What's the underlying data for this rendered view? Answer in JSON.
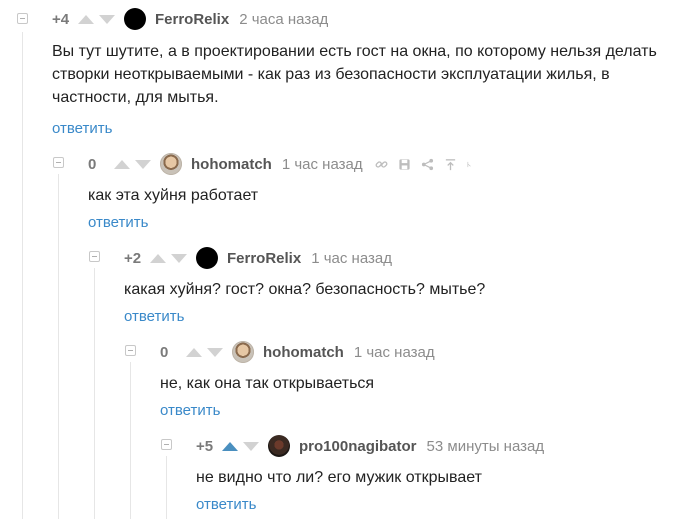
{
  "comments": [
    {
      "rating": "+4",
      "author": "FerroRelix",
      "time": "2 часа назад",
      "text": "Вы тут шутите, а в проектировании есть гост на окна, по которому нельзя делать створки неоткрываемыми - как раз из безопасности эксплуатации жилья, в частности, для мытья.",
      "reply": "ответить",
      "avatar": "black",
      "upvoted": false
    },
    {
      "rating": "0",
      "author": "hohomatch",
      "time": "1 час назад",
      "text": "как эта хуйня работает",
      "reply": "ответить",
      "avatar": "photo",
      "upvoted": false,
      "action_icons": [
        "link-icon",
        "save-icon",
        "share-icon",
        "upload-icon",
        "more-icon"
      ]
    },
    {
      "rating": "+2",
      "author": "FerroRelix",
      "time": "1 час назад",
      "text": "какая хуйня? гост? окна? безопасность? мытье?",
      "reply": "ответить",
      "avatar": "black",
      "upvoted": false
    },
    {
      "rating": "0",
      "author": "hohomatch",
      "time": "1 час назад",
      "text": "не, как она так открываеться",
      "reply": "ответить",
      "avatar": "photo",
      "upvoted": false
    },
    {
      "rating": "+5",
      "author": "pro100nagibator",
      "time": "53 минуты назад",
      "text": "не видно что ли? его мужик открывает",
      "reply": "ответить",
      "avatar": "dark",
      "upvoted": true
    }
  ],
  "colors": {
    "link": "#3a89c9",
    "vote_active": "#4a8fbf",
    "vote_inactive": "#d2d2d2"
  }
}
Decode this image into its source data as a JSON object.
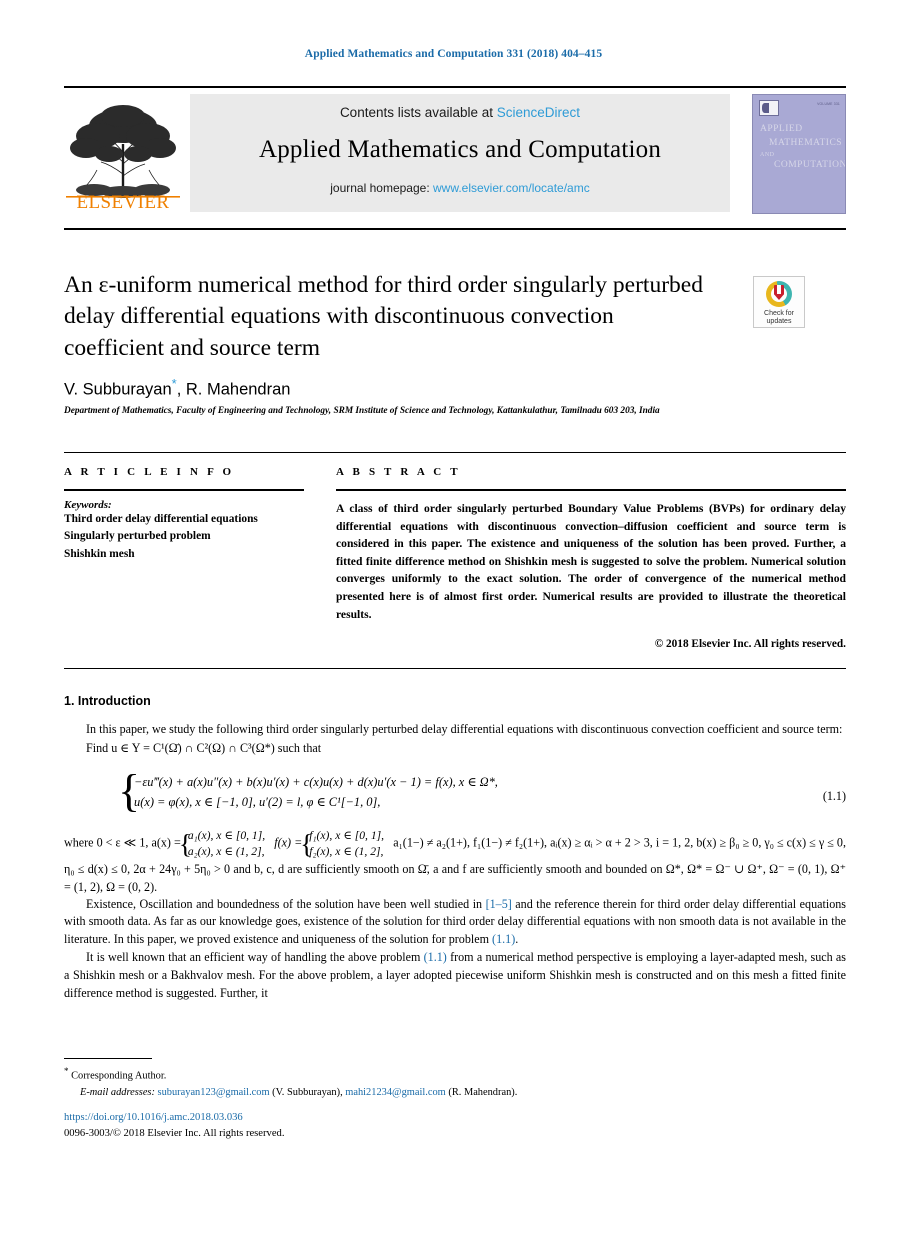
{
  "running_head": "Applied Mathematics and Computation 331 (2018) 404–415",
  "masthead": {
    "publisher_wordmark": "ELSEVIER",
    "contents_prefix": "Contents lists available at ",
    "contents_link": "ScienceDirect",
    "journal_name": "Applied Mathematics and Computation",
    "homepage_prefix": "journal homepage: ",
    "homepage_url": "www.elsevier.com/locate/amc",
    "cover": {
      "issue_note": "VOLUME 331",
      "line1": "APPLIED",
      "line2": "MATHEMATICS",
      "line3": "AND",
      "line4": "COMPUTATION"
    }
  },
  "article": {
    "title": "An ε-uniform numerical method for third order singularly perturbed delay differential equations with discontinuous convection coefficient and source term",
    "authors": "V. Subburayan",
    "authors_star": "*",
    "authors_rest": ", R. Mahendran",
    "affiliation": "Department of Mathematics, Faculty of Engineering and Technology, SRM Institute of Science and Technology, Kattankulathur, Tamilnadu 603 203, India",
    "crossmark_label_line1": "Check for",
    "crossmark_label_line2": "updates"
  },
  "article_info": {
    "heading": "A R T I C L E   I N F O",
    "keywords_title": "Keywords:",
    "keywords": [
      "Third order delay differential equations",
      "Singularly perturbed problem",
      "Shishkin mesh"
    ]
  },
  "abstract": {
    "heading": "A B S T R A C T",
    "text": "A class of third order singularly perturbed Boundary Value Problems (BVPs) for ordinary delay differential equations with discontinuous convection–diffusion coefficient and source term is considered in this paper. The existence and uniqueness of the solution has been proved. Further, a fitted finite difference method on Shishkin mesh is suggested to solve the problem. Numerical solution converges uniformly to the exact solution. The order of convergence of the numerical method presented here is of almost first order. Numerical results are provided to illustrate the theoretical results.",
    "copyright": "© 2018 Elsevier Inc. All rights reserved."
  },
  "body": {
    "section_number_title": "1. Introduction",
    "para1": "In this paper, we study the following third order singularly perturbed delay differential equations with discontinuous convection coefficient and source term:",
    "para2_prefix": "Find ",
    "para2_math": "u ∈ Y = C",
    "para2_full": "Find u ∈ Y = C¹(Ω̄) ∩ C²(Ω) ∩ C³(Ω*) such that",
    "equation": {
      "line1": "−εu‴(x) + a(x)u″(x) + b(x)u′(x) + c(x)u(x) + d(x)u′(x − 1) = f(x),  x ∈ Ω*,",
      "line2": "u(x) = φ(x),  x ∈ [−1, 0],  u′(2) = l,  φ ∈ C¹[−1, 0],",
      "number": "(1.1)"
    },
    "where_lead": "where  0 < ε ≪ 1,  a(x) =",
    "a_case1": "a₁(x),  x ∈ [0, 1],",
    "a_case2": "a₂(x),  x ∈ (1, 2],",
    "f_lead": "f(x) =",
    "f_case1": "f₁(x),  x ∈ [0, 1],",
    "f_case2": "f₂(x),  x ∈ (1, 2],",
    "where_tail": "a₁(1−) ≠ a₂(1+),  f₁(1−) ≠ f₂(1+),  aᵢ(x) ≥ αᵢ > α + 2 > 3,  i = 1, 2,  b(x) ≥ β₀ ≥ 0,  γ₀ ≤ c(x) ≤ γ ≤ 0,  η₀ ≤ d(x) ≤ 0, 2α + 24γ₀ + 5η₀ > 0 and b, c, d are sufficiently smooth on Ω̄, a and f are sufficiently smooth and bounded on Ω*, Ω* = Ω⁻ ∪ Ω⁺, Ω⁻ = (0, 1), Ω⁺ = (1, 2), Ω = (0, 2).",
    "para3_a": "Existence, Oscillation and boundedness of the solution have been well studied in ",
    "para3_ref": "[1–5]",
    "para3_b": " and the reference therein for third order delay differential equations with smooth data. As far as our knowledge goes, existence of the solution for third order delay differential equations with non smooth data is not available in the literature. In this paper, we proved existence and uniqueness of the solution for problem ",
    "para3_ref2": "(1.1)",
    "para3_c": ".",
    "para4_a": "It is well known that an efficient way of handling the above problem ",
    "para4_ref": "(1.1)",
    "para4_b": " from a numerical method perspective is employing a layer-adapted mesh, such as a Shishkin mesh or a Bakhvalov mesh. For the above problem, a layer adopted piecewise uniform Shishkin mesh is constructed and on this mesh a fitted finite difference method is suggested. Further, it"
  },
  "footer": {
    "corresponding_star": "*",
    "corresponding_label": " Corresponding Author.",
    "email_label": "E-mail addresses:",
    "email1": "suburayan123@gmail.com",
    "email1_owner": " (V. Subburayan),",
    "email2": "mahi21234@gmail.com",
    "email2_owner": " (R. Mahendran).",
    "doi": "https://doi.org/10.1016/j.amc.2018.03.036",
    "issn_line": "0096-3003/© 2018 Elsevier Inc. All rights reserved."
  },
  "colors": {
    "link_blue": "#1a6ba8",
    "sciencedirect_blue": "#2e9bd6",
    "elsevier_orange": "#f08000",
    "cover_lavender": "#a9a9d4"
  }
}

....

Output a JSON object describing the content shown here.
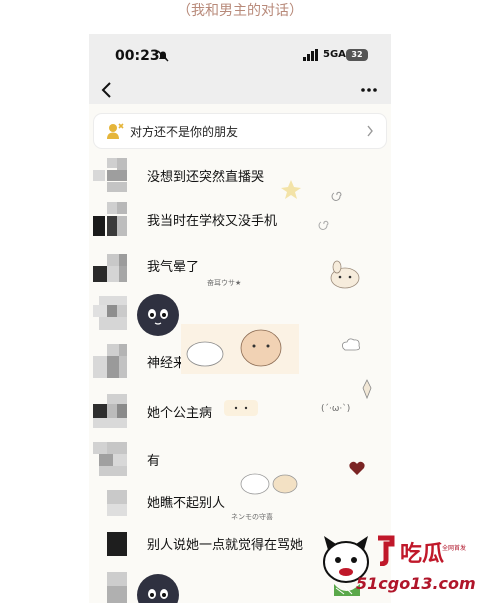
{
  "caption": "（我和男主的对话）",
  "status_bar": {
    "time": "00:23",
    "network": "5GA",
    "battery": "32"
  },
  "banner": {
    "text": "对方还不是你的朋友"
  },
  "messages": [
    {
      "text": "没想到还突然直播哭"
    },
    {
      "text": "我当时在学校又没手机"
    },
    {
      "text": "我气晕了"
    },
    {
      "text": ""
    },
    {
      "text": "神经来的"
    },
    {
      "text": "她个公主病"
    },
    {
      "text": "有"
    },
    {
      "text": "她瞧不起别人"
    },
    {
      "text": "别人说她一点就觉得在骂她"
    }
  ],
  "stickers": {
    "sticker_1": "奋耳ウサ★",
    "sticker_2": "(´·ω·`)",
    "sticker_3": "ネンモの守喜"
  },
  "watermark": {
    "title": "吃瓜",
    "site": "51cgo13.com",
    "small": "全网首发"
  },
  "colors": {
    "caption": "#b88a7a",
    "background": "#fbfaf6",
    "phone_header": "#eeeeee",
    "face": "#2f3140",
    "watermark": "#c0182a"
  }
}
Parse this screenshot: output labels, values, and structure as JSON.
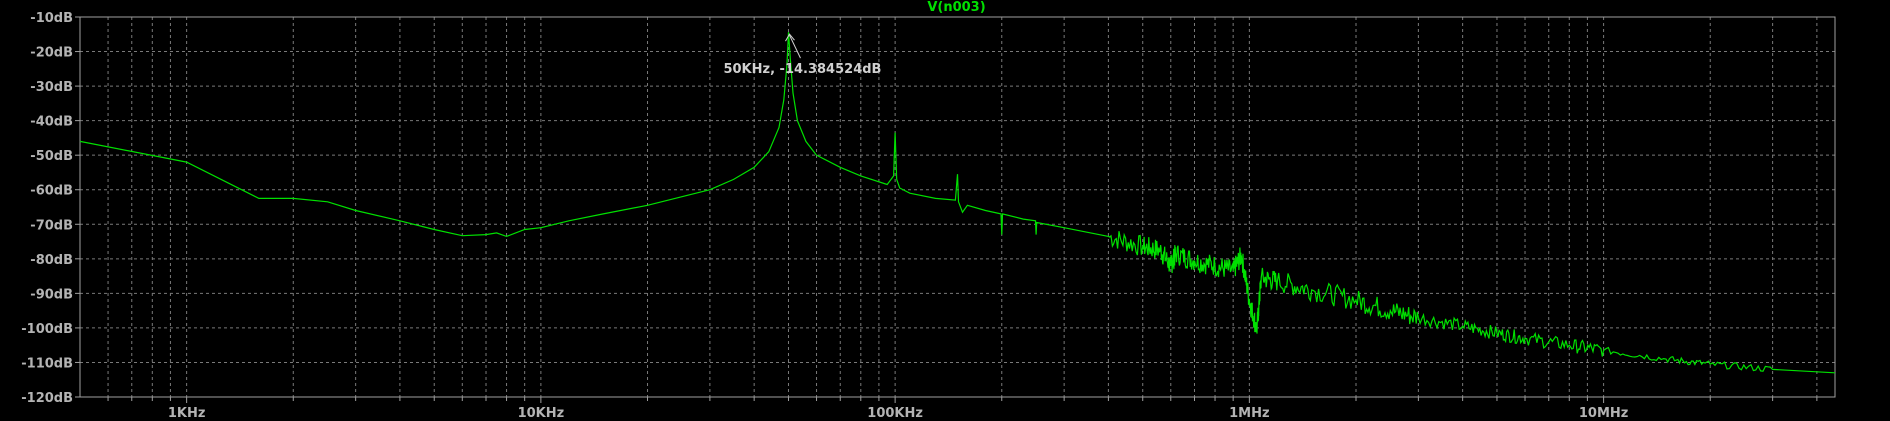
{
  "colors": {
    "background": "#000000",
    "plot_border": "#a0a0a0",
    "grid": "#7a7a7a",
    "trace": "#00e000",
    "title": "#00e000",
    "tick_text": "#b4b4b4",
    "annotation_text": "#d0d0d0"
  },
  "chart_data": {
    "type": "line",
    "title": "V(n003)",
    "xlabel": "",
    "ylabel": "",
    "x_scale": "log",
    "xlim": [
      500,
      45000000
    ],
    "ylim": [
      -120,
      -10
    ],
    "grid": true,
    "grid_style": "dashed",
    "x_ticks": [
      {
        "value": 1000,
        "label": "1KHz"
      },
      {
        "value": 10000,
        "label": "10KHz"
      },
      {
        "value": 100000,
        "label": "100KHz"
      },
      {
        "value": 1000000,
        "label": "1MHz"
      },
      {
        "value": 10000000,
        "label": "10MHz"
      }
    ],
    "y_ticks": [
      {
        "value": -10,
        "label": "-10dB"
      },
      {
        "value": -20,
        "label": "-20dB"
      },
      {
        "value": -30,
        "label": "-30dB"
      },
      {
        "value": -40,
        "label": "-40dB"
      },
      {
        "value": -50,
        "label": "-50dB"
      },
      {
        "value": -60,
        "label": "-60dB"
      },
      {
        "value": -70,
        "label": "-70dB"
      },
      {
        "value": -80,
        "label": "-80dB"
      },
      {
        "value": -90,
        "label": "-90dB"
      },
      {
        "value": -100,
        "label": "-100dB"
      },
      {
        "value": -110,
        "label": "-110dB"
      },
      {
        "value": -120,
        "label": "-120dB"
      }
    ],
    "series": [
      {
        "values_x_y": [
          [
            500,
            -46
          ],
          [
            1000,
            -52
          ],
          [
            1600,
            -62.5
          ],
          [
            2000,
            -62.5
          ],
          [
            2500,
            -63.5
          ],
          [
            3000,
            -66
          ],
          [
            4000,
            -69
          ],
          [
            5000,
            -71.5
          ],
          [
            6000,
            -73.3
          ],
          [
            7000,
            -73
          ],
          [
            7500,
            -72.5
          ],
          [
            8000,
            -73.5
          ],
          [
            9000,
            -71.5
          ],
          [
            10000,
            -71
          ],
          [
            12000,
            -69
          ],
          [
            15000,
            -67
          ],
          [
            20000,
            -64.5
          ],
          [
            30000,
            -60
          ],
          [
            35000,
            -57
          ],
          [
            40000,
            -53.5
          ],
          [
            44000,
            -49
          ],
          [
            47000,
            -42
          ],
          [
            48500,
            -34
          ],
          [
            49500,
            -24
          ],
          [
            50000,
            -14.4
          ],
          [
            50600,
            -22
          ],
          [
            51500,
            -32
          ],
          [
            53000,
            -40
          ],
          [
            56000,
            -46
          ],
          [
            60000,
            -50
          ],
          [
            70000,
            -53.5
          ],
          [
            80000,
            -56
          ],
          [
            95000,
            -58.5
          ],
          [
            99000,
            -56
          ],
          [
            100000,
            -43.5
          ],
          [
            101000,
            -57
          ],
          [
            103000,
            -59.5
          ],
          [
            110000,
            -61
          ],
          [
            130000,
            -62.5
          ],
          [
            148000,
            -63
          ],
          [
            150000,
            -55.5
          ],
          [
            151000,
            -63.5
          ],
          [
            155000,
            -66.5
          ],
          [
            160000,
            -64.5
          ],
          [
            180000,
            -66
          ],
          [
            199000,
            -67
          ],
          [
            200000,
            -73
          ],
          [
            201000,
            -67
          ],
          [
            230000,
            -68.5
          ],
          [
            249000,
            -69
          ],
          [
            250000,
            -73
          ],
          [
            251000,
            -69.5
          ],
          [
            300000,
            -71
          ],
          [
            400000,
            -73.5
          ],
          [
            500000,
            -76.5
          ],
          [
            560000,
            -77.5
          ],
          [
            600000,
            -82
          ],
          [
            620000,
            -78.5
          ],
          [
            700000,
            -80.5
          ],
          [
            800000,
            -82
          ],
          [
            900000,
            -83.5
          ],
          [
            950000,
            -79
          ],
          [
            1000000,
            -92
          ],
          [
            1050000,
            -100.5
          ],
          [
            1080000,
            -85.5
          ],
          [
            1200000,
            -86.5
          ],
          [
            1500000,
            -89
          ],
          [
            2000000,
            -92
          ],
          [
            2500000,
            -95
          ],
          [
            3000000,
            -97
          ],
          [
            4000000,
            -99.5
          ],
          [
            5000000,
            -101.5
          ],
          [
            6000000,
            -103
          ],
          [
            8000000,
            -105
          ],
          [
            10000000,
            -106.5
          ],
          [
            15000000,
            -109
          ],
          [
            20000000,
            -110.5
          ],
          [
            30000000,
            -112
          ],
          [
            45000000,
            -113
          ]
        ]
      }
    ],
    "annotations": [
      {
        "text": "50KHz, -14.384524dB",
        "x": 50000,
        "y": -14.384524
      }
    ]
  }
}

....

WHAT TO WORK ON
Which lines above hold the word "heading"? Copy each of them.

SOLUTION FOR THIS TASK
    "heading": "A R T I C L E   I N F O",
    "heading": "A B S T R A C T",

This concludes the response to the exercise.